WORK REQUIRED:
Filter the entries that follow, copying every line in which the word "العظمى" appears.

RECORD LIST:
________

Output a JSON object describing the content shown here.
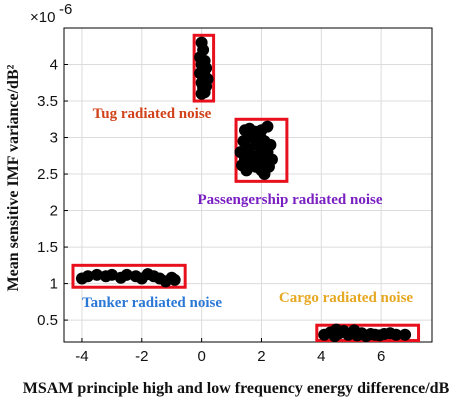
{
  "chart_data": {
    "type": "scatter",
    "xlabel": "MSAM principle high and low frequency energy difference/dB",
    "ylabel": "Mean sensitive IMF variance/dB²",
    "y_multiplier": "×10",
    "y_exponent": "-6",
    "xlim": [
      -4.6,
      7.7
    ],
    "ylim": [
      0.2,
      4.5
    ],
    "x_ticks": [
      -4,
      -2,
      0,
      2,
      4,
      6
    ],
    "x_tick_labels": [
      "-4",
      "-2",
      "0",
      "2",
      "4",
      "6"
    ],
    "y_ticks": [
      0.5,
      1,
      1.5,
      2,
      2.5,
      3,
      3.5,
      4
    ],
    "y_tick_labels": [
      "0.5",
      "1",
      "1.5",
      "2",
      "2.5",
      "3",
      "3.5",
      "4"
    ],
    "grid": true,
    "marker_color": "#000000",
    "box_color": "#e8101c",
    "groups": [
      {
        "label": "Tug radiated noise",
        "label_color": "#d2421a",
        "box": {
          "x": [
            -0.25,
            0.4
          ],
          "y": [
            3.5,
            4.4
          ]
        },
        "points": [
          [
            0.0,
            4.3
          ],
          [
            0.05,
            4.2
          ],
          [
            -0.05,
            4.1
          ],
          [
            0.1,
            4.05
          ],
          [
            0.0,
            4.0
          ],
          [
            0.15,
            3.95
          ],
          [
            0.05,
            3.92
          ],
          [
            -0.05,
            3.88
          ],
          [
            0.1,
            3.85
          ],
          [
            0.2,
            3.8
          ],
          [
            0.0,
            3.75
          ],
          [
            0.15,
            3.7
          ],
          [
            0.05,
            3.68
          ],
          [
            0.1,
            3.62
          ],
          [
            0.0,
            3.6
          ]
        ]
      },
      {
        "label": "Passengership radiated noise",
        "label_color": "#7a1fc2",
        "box": {
          "x": [
            1.15,
            2.85
          ],
          "y": [
            2.4,
            3.25
          ]
        },
        "points": [
          [
            1.45,
            3.1
          ],
          [
            1.6,
            3.12
          ],
          [
            1.8,
            3.08
          ],
          [
            2.0,
            3.1
          ],
          [
            2.2,
            3.15
          ],
          [
            1.7,
            3.0
          ],
          [
            1.95,
            3.02
          ],
          [
            1.4,
            2.95
          ],
          [
            2.1,
            2.95
          ],
          [
            1.85,
            2.9
          ],
          [
            2.3,
            2.9
          ],
          [
            1.55,
            2.85
          ],
          [
            2.0,
            2.85
          ],
          [
            1.3,
            2.8
          ],
          [
            2.2,
            2.8
          ],
          [
            1.7,
            2.75
          ],
          [
            1.45,
            2.7
          ],
          [
            1.95,
            2.72
          ],
          [
            2.35,
            2.7
          ],
          [
            1.6,
            2.62
          ],
          [
            2.1,
            2.65
          ],
          [
            1.8,
            2.6
          ],
          [
            1.5,
            2.55
          ],
          [
            2.0,
            2.55
          ],
          [
            2.25,
            2.6
          ],
          [
            1.35,
            2.62
          ],
          [
            2.1,
            2.5
          ]
        ]
      },
      {
        "label": "Tanker radiated noise",
        "label_color": "#2b78d6",
        "box": {
          "x": [
            -4.3,
            -0.55
          ],
          "y": [
            0.95,
            1.25
          ]
        },
        "points": [
          [
            -4.0,
            1.07
          ],
          [
            -3.8,
            1.1
          ],
          [
            -3.5,
            1.12
          ],
          [
            -3.2,
            1.1
          ],
          [
            -3.0,
            1.12
          ],
          [
            -2.7,
            1.08
          ],
          [
            -2.5,
            1.12
          ],
          [
            -2.2,
            1.1
          ],
          [
            -2.0,
            1.07
          ],
          [
            -1.8,
            1.13
          ],
          [
            -1.6,
            1.1
          ],
          [
            -1.4,
            1.07
          ],
          [
            -1.2,
            1.03
          ],
          [
            -1.0,
            1.08
          ],
          [
            -0.9,
            1.05
          ]
        ]
      },
      {
        "label": "Cargo radiated noise",
        "label_color": "#e6a822",
        "box": {
          "x": [
            3.85,
            7.25
          ],
          "y": [
            0.22,
            0.43
          ]
        },
        "points": [
          [
            4.1,
            0.3
          ],
          [
            4.3,
            0.33
          ],
          [
            4.45,
            0.28
          ],
          [
            4.6,
            0.32
          ],
          [
            4.75,
            0.35
          ],
          [
            4.9,
            0.3
          ],
          [
            5.05,
            0.33
          ],
          [
            5.2,
            0.29
          ],
          [
            5.35,
            0.32
          ],
          [
            5.5,
            0.28
          ],
          [
            5.65,
            0.31
          ],
          [
            5.8,
            0.3
          ],
          [
            5.95,
            0.29
          ],
          [
            6.1,
            0.31
          ],
          [
            6.3,
            0.32
          ],
          [
            6.5,
            0.3
          ],
          [
            6.8,
            0.3
          ],
          [
            4.5,
            0.37
          ],
          [
            5.1,
            0.36
          ]
        ]
      }
    ]
  }
}
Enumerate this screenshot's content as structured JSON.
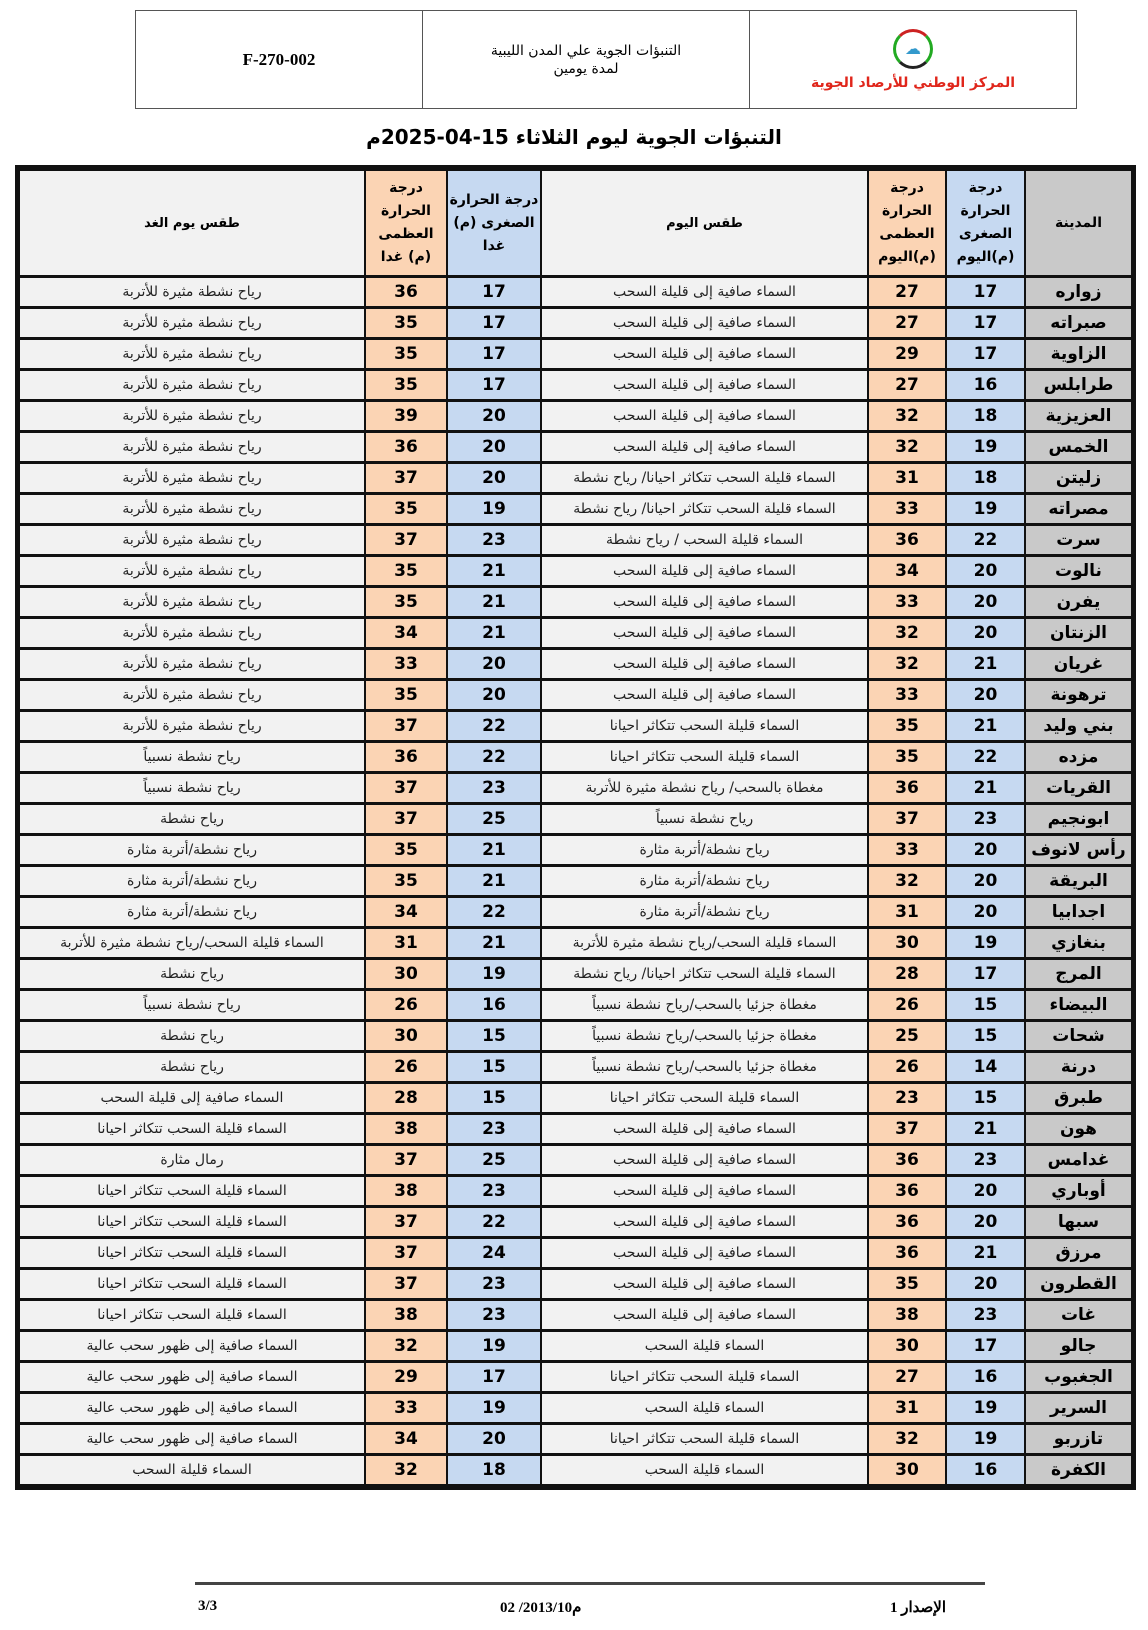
{
  "header": {
    "code": "F-270-002",
    "doc_title_line1": "التنبؤات الجوية علي المدن الليبية",
    "doc_title_line2": "لمدة يومين",
    "org_name": "المركز الوطني للأرصاد الجوية"
  },
  "title": "التنبؤات الجوية ليوم الثلاثاء 15-04-2025م",
  "columns": {
    "city": "المدينة",
    "min_today": "درجة الحرارة الصغرى (م)اليوم",
    "max_today": "درجة الحرارة العظمى (م)اليوم",
    "weather_today": "طقس اليوم",
    "min_tomorrow": "درجة الحرارة الصغرى (م) غدا",
    "max_tomorrow": "درجة الحرارة العظمى (م) غدا",
    "weather_tomorrow": "طقس يوم الغد"
  },
  "colors": {
    "min": "#c6d9f1",
    "max": "#fbd4b4",
    "city": "#c9c9c9"
  },
  "rows": [
    [
      "زواره",
      "17",
      "27",
      "السماء صافية إلى قليلة السحب",
      "17",
      "36",
      "رياح نشطة مثيرة للأتربة"
    ],
    [
      "صبراته",
      "17",
      "27",
      "السماء صافية إلى قليلة السحب",
      "17",
      "35",
      "رياح نشطة مثيرة للأتربة"
    ],
    [
      "الزاوية",
      "17",
      "29",
      "السماء صافية إلى قليلة السحب",
      "17",
      "35",
      "رياح نشطة مثيرة للأتربة"
    ],
    [
      "طرابلس",
      "16",
      "27",
      "السماء صافية إلى قليلة السحب",
      "17",
      "35",
      "رياح نشطة مثيرة للأتربة"
    ],
    [
      "العزيزية",
      "18",
      "32",
      "السماء صافية إلى قليلة السحب",
      "20",
      "39",
      "رياح نشطة مثيرة للأتربة"
    ],
    [
      "الخمس",
      "19",
      "32",
      "السماء صافية إلى قليلة السحب",
      "20",
      "36",
      "رياح نشطة مثيرة للأتربة"
    ],
    [
      "زليتن",
      "18",
      "31",
      "السماء قليلة السحب تتكاثر احيانا/ رياح نشطة",
      "20",
      "37",
      "رياح نشطة مثيرة للأتربة"
    ],
    [
      "مصراته",
      "19",
      "33",
      "السماء قليلة السحب تتكاثر احيانا/ رياح نشطة",
      "19",
      "35",
      "رياح نشطة مثيرة للأتربة"
    ],
    [
      "سرت",
      "22",
      "36",
      "السماء قليلة السحب / رياح نشطة",
      "23",
      "37",
      "رياح نشطة مثيرة للأتربة"
    ],
    [
      "نالوت",
      "20",
      "34",
      "السماء صافية إلى قليلة السحب",
      "21",
      "35",
      "رياح نشطة مثيرة للأتربة"
    ],
    [
      "يفرن",
      "20",
      "33",
      "السماء صافية إلى قليلة السحب",
      "21",
      "35",
      "رياح نشطة مثيرة للأتربة"
    ],
    [
      "الزنتان",
      "20",
      "32",
      "السماء صافية إلى قليلة السحب",
      "21",
      "34",
      "رياح نشطة مثيرة للأتربة"
    ],
    [
      "غريان",
      "21",
      "32",
      "السماء صافية إلى قليلة السحب",
      "20",
      "33",
      "رياح نشطة مثيرة للأتربة"
    ],
    [
      "ترهونة",
      "20",
      "33",
      "السماء صافية إلى قليلة السحب",
      "20",
      "35",
      "رياح نشطة مثيرة للأتربة"
    ],
    [
      "بني وليد",
      "21",
      "35",
      "السماء قليلة السحب تتكاثر احيانا",
      "22",
      "37",
      "رياح نشطة مثيرة للأتربة"
    ],
    [
      "مزده",
      "22",
      "35",
      "السماء قليلة السحب تتكاثر احيانا",
      "22",
      "36",
      "رياح نشطة نسبياً"
    ],
    [
      "القريات",
      "21",
      "36",
      "مغطاة بالسحب/ رياح نشطة مثيرة للأتربة",
      "23",
      "37",
      "رياح نشطة نسبياً"
    ],
    [
      "ابونجيم",
      "23",
      "37",
      "رياح نشطة نسبياً",
      "25",
      "37",
      "رياح نشطة"
    ],
    [
      "رأس لانوف",
      "20",
      "33",
      "رياح نشطة/أتربة مثارة",
      "21",
      "35",
      "رياح نشطة/أتربة مثارة"
    ],
    [
      "البريقة",
      "20",
      "32",
      "رياح نشطة/أتربة مثارة",
      "21",
      "35",
      "رياح نشطة/أتربة مثارة"
    ],
    [
      "اجدابيا",
      "20",
      "31",
      "رياح نشطة/أتربة مثارة",
      "22",
      "34",
      "رياح نشطة/أتربة مثارة"
    ],
    [
      "بنغازي",
      "19",
      "30",
      "السماء قليلة السحب/رياح نشطة مثيرة للأتربة",
      "21",
      "31",
      "السماء قليلة السحب/رياح نشطة مثيرة للأتربة"
    ],
    [
      "المرج",
      "17",
      "28",
      "السماء قليلة السحب تتكاثر احيانا/ رياح نشطة",
      "19",
      "30",
      "رياح نشطة"
    ],
    [
      "البيضاء",
      "15",
      "26",
      "مغطاة جزئيا بالسحب/رياح نشطة نسبياً",
      "16",
      "26",
      "رياح نشطة نسبياً"
    ],
    [
      "شحات",
      "15",
      "25",
      "مغطاة جزئيا بالسحب/رياح نشطة نسبياً",
      "15",
      "30",
      "رياح نشطة"
    ],
    [
      "درنة",
      "14",
      "26",
      "مغطاة جزئيا بالسحب/رياح نشطة نسبياً",
      "15",
      "26",
      "رياح نشطة"
    ],
    [
      "طبرق",
      "15",
      "23",
      "السماء قليلة السحب تتكاثر احيانا",
      "15",
      "28",
      "السماء صافية إلى قليلة السحب"
    ],
    [
      "هون",
      "21",
      "37",
      "السماء صافية إلى قليلة السحب",
      "23",
      "38",
      "السماء قليلة السحب تتكاثر احيانا"
    ],
    [
      "غدامس",
      "23",
      "36",
      "السماء صافية إلى قليلة السحب",
      "25",
      "37",
      "رمال مثارة"
    ],
    [
      "أوباري",
      "20",
      "36",
      "السماء صافية إلى قليلة السحب",
      "23",
      "38",
      "السماء قليلة السحب تتكاثر احيانا"
    ],
    [
      "سبها",
      "20",
      "36",
      "السماء صافية إلى قليلة السحب",
      "22",
      "37",
      "السماء قليلة السحب تتكاثر احيانا"
    ],
    [
      "مرزق",
      "21",
      "36",
      "السماء صافية إلى قليلة السحب",
      "24",
      "37",
      "السماء قليلة السحب تتكاثر احيانا"
    ],
    [
      "القطرون",
      "20",
      "35",
      "السماء صافية إلى قليلة السحب",
      "23",
      "37",
      "السماء قليلة السحب تتكاثر احيانا"
    ],
    [
      "غات",
      "23",
      "38",
      "السماء صافية إلى قليلة السحب",
      "23",
      "38",
      "السماء قليلة السحب تتكاثر احيانا"
    ],
    [
      "جالو",
      "17",
      "30",
      "السماء قليلة السحب",
      "19",
      "32",
      "السماء صافية إلى ظهور سحب عالية"
    ],
    [
      "الجغبوب",
      "16",
      "27",
      "السماء قليلة السحب تتكاثر احيانا",
      "17",
      "29",
      "السماء صافية إلى ظهور سحب عالية"
    ],
    [
      "السرير",
      "19",
      "31",
      "السماء قليلة السحب",
      "19",
      "33",
      "السماء صافية إلى ظهور سحب عالية"
    ],
    [
      "تازربو",
      "19",
      "32",
      "السماء قليلة السحب تتكاثر احيانا",
      "20",
      "34",
      "السماء صافية إلى ظهور سحب عالية"
    ],
    [
      "الكفرة",
      "16",
      "30",
      "السماء قليلة السحب",
      "18",
      "32",
      "السماء قليلة السحب"
    ]
  ],
  "footer": {
    "version": "الإصدار 1",
    "date": "02 /2013/10م",
    "page": "3/3"
  }
}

________

THE SOLUTION:
    "max_today": "درجة الحرارة العظمى (م)اليوم",
    "max_tomorrow": "درجة الحرارة العظمى (م) غدا",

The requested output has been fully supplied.